◆ **WORK REQUIRED**
Images are excluded; otherwise, output every record exactly.

* START DATA LINES *

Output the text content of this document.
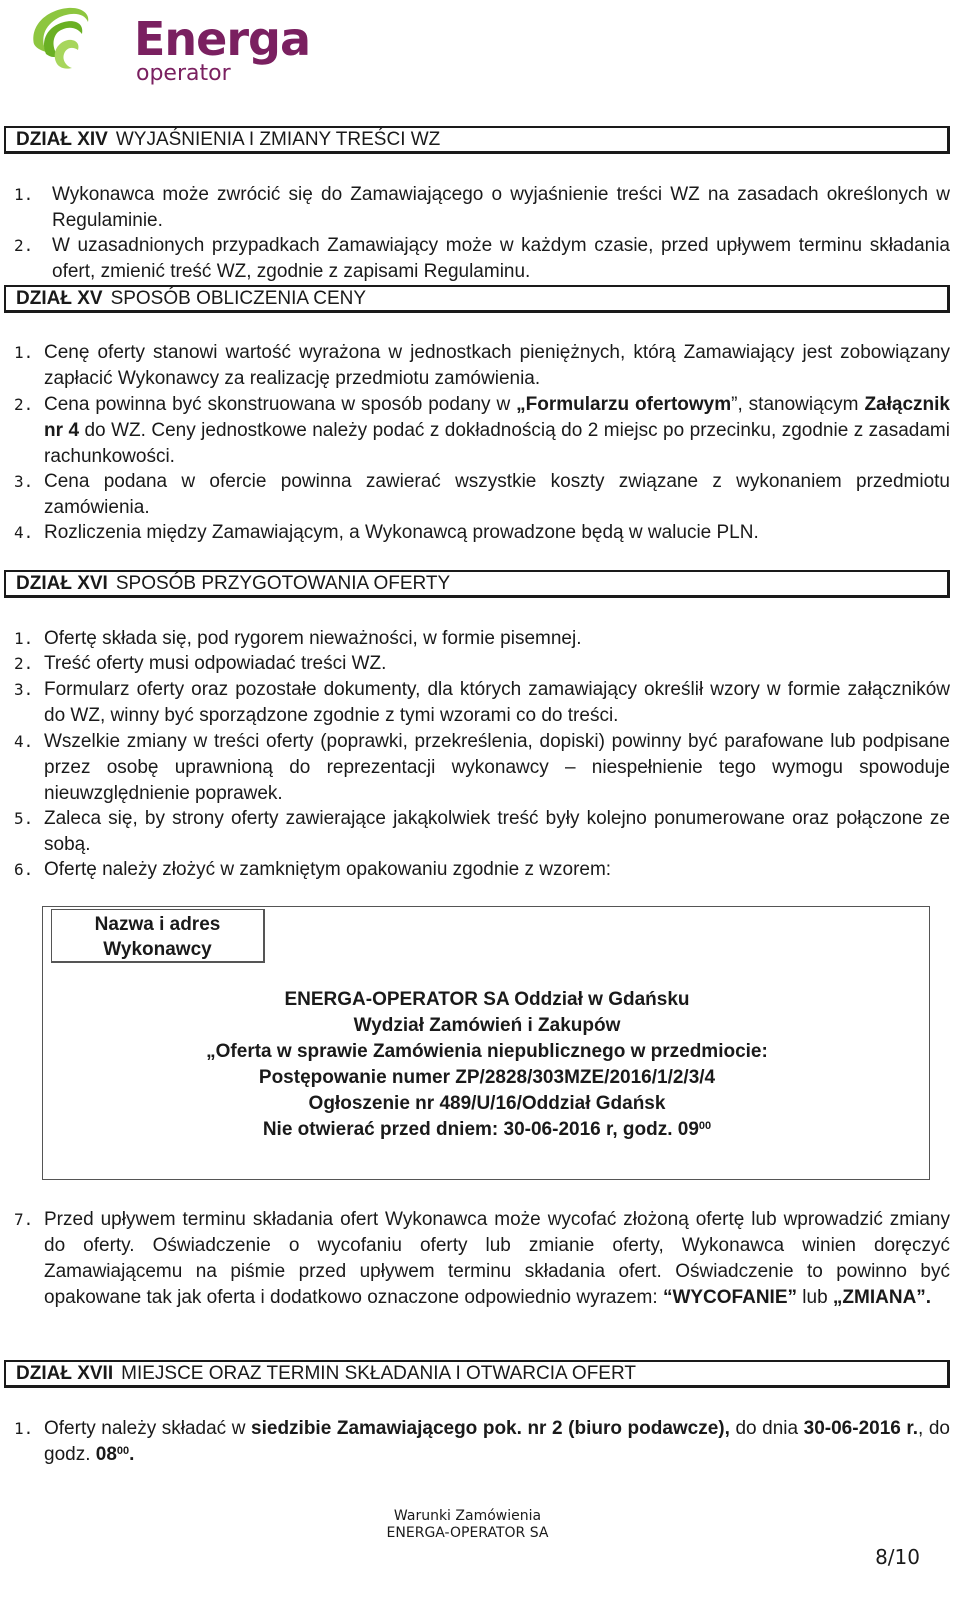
Energa
operator
DZIAŁ XIV WYJAŚNIENIA I ZMIANY TREŚCI WZ
1. Wykonawca może zwrócić się do Zamawiającego o wyjaśnienie treści WZ na zasadach określonych w Regulaminie.
2. W uzasadnionych przypadkach Zamawiający może w każdym czasie, przed upływem terminu składania ofert, zmienić treść WZ, zgodnie z zapisami Regulaminu.
DZIAŁ XV SPOSÓB OBLICZENIA CENY
1. Cenę oferty stanowi wartość wyrażona w jednostkach pieniężnych, którą Zamawiający jest zobowiązany zapłacić Wykonawcy za realizację przedmiotu zamówienia.
2. Cena powinna być skonstruowana w sposób podany w „Formularzu ofertowym”, stanowiącym Załącznik nr 4 do WZ. Ceny jednostkowe należy podać z dokładnością do 2 miejsc po przecinku, zgodnie z zasadami rachunkowości.
3. Cena podana w ofercie powinna zawierać wszystkie koszty związane z wykonaniem przedmiotu zamówienia.
4. Rozliczenia między Zamawiającym, a Wykonawcą prowadzone będą w walucie PLN.
DZIAŁ XVI SPOSÓB PRZYGOTOWANIA OFERTY
1. Ofertę składa się, pod rygorem nieważności, w formie pisemnej.
2. Treść oferty musi odpowiadać treści WZ.
3. Formularz oferty oraz pozostałe dokumenty, dla których zamawiający określił wzory w formie załączników do WZ, winny być sporządzone zgodnie z tymi wzorami co do treści.
4. Wszelkie zmiany w treści oferty (poprawki, przekreślenia, dopiski) powinny być parafowane lub podpisane przez osobę uprawnioną do reprezentacji wykonawcy – niespełnienie tego wymogu spowoduje nieuwzględnienie poprawek.
5. Zaleca się, by strony oferty zawierające jakąkolwiek treść były kolejno ponumerowane oraz połączone ze sobą.
6. Ofertę należy złożyć w zamkniętym opakowaniu zgodnie z wzorem:
Nazwa i adres
Wykonawcy
ENERGA-OPERATOR SA Oddział w Gdańsku
Wydział Zamówień i Zakupów
„Oferta w sprawie Zamówienia niepublicznego w przedmiocie:
Postępowanie numer ZP/2828/303MZE/2016/1/2/3/4
Ogłoszenie nr 489/U/16/Oddział Gdańsk
Nie otwierać przed dniem: 30-06-2016 r, godz. $09^{00}$
7. Przed upływem terminu składania ofert Wykonawca może wycofać złożoną ofertę lub wprowadzić zmiany do oferty. Oświadczenie o wycofaniu oferty lub zmianie oferty, Wykonawca winien doręczyć Zamawiającemu na piśmie przed upływem terminu składania ofert. Oświadczenie to powinno być opakowane tak jak oferta i dodatkowo oznaczone odpowiednio wyrazem: “WYCOFANIE” lub „ZMIANA”.
DZIAŁ XVII MIEJSCE ORAZ TERMIN SKŁADANIA I OTWARCIA OFERT
1. Oferty należy składać w siedzibie Zamawiającego pok. nr 2 (biuro podawcze), do dnia 30-06-2016 r., do godz. $08^{00}$.
Warunki Zamówienia
ENERGA-OPERATOR SA
8/10
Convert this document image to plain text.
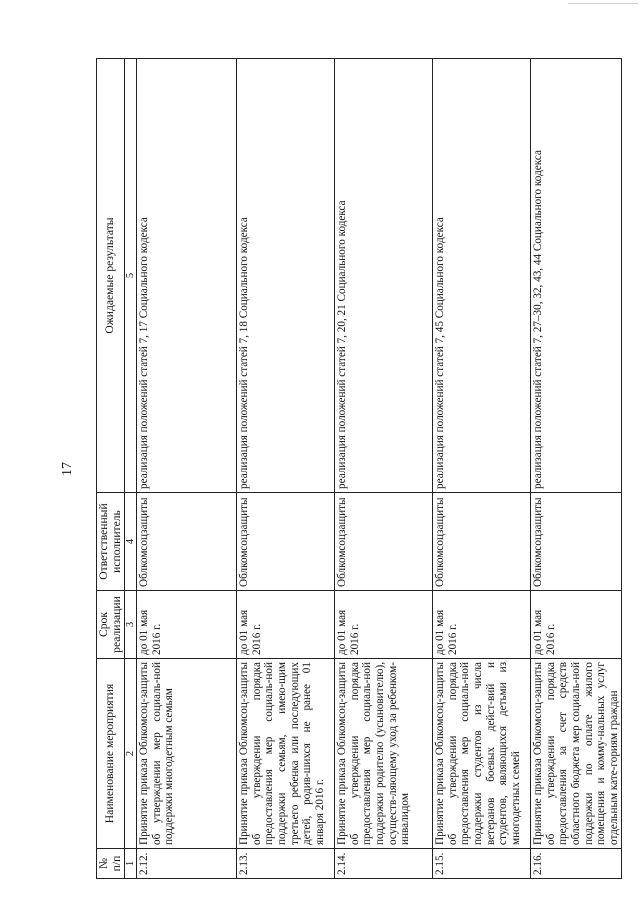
17
№
п/п	Наименование мероприятия	Срок реализации	Ответственный исполнитель	Ожидаемые результаты
1	2	3	4	5
2.12.	Принятие приказа Облкомсоц-защиты об утверждении мер социаль-ной поддержки многодетным семьям	до 01 мая 2016 г.	Облкомсоцзащиты	реализация положений статей 7, 17 Социального кодекса
2.13.	Принятие приказа Облкомсоц-защиты об утверждении порядка предоставления мер социаль-ной поддержки семьям, имею-щим третьего ребенка или последующих детей, родив-шихся не ранее 01 января 2016 г.	до 01 мая 2016 г.	Облкомсоцзащиты	реализация положений статей 7, 18 Социального кодекса
2.14.	Принятие приказа Облкомсоц-защиты об утверждении порядка предоставления мер социаль-ной поддержки родителю (усыновителю), осуществ-ляющему уход за ребенком-инвалидом	до 01 мая 2016 г.	Облкомсоцзащиты	реализация положений статей 7, 20, 21 Социального кодекса
2.15.	Принятие приказа Облкомсоц-защиты об утверждении порядка предоставления мер социаль-ной поддержки студентов из числа ветеранов боевых дейст-вий и студентов, являющихся детьми из многодетных семей	до 01 мая 2016 г.	Облкомсоцзащиты	реализация положений статей 7, 45 Социального кодекса
2.16.	Принятие приказа Облкомсоц-защиты об утверждении порядка предоставления за счет средств областного бюджета мер социаль-ной поддержки по оплате жилого помещения и комму-нальных услуг отдельным кате-гориям граждан	до 01 мая 2016 г.	Облкомсоцзащиты	реализация положений статей 7, 27–30, 32, 43, 44 Социального кодекса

* END DATA LINES *

◆ **EXERCISE OUTPUT**
Output the text content of this document.
Energa
operator
DZIAŁ XIV WYJAŚNIENIA I ZMIANY TREŚCI WZ
1. Wykonawca może zwrócić się do Zamawiającego o wyjaśnienie treści WZ na zasadach określonych w Regulaminie.
2. W uzasadnionych przypadkach Zamawiający może w każdym czasie, przed upływem terminu składania ofert, zmienić treść WZ, zgodnie z zapisami Regulaminu.
DZIAŁ XV SPOSÓB OBLICZENIA CENY
1. Cenę oferty stanowi wartość wyrażona w jednostkach pieniężnych, którą Zamawiający jest zobowiązany zapłacić Wykonawcy za realizację przedmiotu zamówienia.
2. Cena powinna być skonstruowana w sposób podany w „Formularzu ofertowym”, stanowiącym Załącznik nr 4 do WZ. Ceny jednostkowe należy podać z dokładnością do 2 miejsc po przecinku, zgodnie z zasadami rachunkowości.
3. Cena podana w ofercie powinna zawierać wszystkie koszty związane z wykonaniem przedmiotu zamówienia.
4. Rozliczenia między Zamawiającym, a Wykonawcą prowadzone będą w walucie PLN.
DZIAŁ XVI SPOSÓB PRZYGOTOWANIA OFERTY
1. Ofertę składa się, pod rygorem nieważności, w formie pisemnej.
2. Treść oferty musi odpowiadać treści WZ.
3. Formularz oferty oraz pozostałe dokumenty, dla których zamawiający określił wzory w formie załączników do WZ, winny być sporządzone zgodnie z tymi wzorami co do treści.
4. Wszelkie zmiany w treści oferty (poprawki, przekreślenia, dopiski) powinny być parafowane lub podpisane przez osobę uprawnioną do reprezentacji wykonawcy – niespełnienie tego wymogu spowoduje nieuwzględnienie poprawek.
5. Zaleca się, by strony oferty zawierające jakąkolwiek treść były kolejno ponumerowane oraz połączone ze sobą.
6. Ofertę należy złożyć w zamkniętym opakowaniu zgodnie z wzorem:
Nazwa i adres
Wykonawcy
ENERGA-OPERATOR SA Oddział w Gdańsku
Wydział Zamówień i Zakupów
„Oferta w sprawie Zamówienia niepublicznego w przedmiocie:
Postępowanie numer ZP/2828/303MZE/2016/1/2/3/4
Ogłoszenie nr 489/U/16/Oddział Gdańsk
Nie otwierać przed dniem: 30-06-2016 r, godz. $09^{00}$
7. Przed upływem terminu składania ofert Wykonawca może wycofać złożoną ofertę lub wprowadzić zmiany do oferty. Oświadczenie o wycofaniu oferty lub zmianie oferty, Wykonawca winien doręczyć Zamawiającemu na piśmie przed upływem terminu składania ofert. Oświadczenie to powinno być opakowane tak jak oferta i dodatkowo oznaczone odpowiednio wyrazem: “WYCOFANIE” lub „ZMIANA”.
DZIAŁ XVII MIEJSCE ORAZ TERMIN SKŁADANIA I OTWARCIA OFERT
1. Oferty należy składać w siedzibie Zamawiającego pok. nr 2 (biuro podawcze), do dnia 30-06-2016 r., do godz. $08^{00}$.
Warunki Zamówienia
ENERGA-OPERATOR SA
8/10
Convert this document image to plain text.
17
№
п/п	Наименование мероприятия	Срок реализации	Ответственный исполнитель	Ожидаемые результаты
1	2	3	4	5
2.12.	Принятие приказа Облкомсоц-защиты об утверждении мер социаль-ной поддержки многодетным семьям	до 01 мая 2016 г.	Облкомсоцзащиты	реализация положений статей 7, 17 Социального кодекса
2.13.	Принятие приказа Облкомсоц-защиты об утверждении порядка предоставления мер социаль-ной поддержки семьям, имею-щим третьего ребенка или последующих детей, родив-шихся не ранее 01 января 2016 г.	до 01 мая 2016 г.	Облкомсоцзащиты	реализация положений статей 7, 18 Социального кодекса
2.14.	Принятие приказа Облкомсоц-защиты об утверждении порядка предоставления мер социаль-ной поддержки родителю (усыновителю), осуществ-ляющему уход за ребенком-инвалидом	до 01 мая 2016 г.	Облкомсоцзащиты	реализация положений статей 7, 20, 21 Социального кодекса
2.15.	Принятие приказа Облкомсоц-защиты об утверждении порядка предоставления мер социаль-ной поддержки студентов из числа ветеранов боевых дейст-вий и студентов, являющихся детьми из многодетных семей	до 01 мая 2016 г.	Облкомсоцзащиты	реализация положений статей 7, 45 Социального кодекса
2.16.	Принятие приказа Облкомсоц-защиты об утверждении порядка предоставления за счет средств областного бюджета мер социаль-ной поддержки по оплате жилого помещения и комму-нальных услуг отдельным кате-гориям граждан	до 01 мая 2016 г.	Облкомсоцзащиты	реализация положений статей 7, 27–30, 32, 43, 44 Социального кодекса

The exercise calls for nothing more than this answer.